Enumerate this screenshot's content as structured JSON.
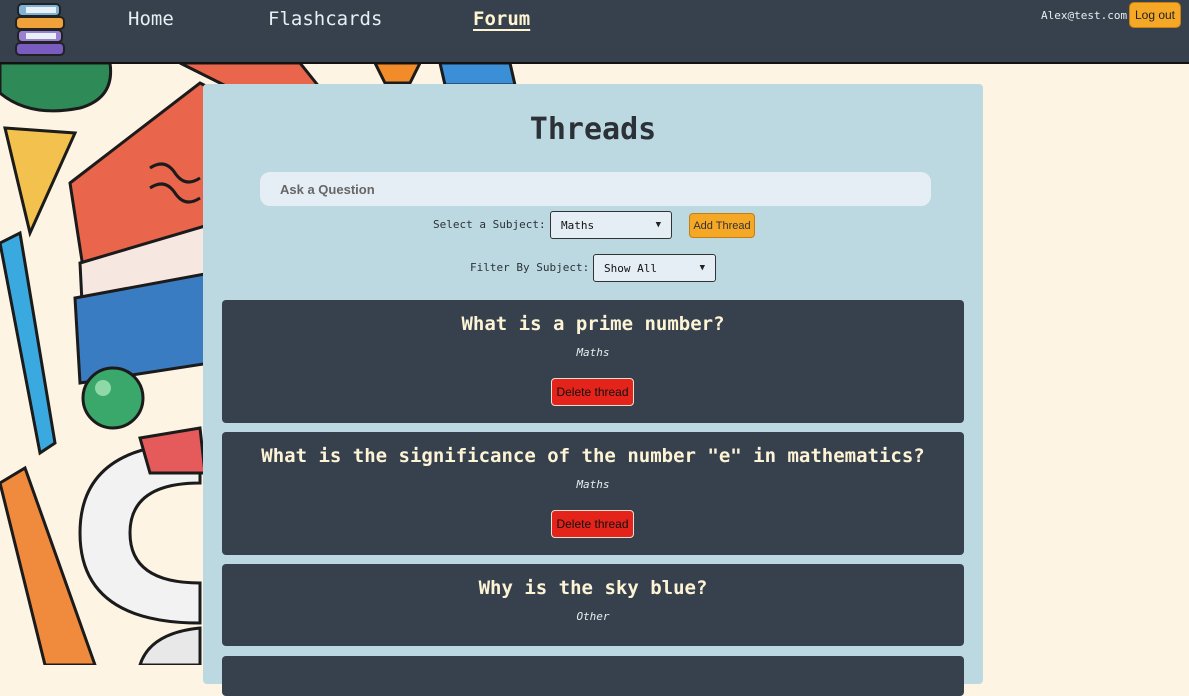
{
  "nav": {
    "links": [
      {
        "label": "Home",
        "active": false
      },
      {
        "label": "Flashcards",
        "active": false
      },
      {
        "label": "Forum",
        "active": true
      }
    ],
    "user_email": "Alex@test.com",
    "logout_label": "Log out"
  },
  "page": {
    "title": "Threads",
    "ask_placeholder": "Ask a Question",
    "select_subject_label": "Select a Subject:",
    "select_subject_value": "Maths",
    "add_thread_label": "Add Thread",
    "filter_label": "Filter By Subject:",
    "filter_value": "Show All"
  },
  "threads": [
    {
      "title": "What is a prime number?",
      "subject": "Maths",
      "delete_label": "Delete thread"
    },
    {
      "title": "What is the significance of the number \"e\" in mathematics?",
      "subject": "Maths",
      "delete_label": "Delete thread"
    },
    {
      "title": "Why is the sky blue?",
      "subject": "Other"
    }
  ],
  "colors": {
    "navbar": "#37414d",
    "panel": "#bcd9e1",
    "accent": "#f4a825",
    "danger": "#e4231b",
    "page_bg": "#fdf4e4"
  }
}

**SHORT TASK**: Repeat the data exactly, dropping every picture it holds.

**COMPLETE ANSWER**:
Enumerate this screenshot's content as structured JSON.
{
  "nav": {
    "links": [
      {
        "label": "Home",
        "active": false
      },
      {
        "label": "Flashcards",
        "active": false
      },
      {
        "label": "Forum",
        "active": true
      }
    ],
    "user_email": "Alex@test.com",
    "logout_label": "Log out"
  },
  "page": {
    "title": "Threads",
    "ask_placeholder": "Ask a Question",
    "select_subject_label": "Select a Subject:",
    "select_subject_value": "Maths",
    "add_thread_label": "Add Thread",
    "filter_label": "Filter By Subject:",
    "filter_value": "Show All"
  },
  "threads": [
    {
      "title": "What is a prime number?",
      "subject": "Maths",
      "delete_label": "Delete thread"
    },
    {
      "title": "What is the significance of the number \"e\" in mathematics?",
      "subject": "Maths",
      "delete_label": "Delete thread"
    },
    {
      "title": "Why is the sky blue?",
      "subject": "Other"
    }
  ],
  "colors": {
    "navbar": "#37414d",
    "panel": "#bcd9e1",
    "accent": "#f4a825",
    "danger": "#e4231b",
    "page_bg": "#fdf4e4"
  }
}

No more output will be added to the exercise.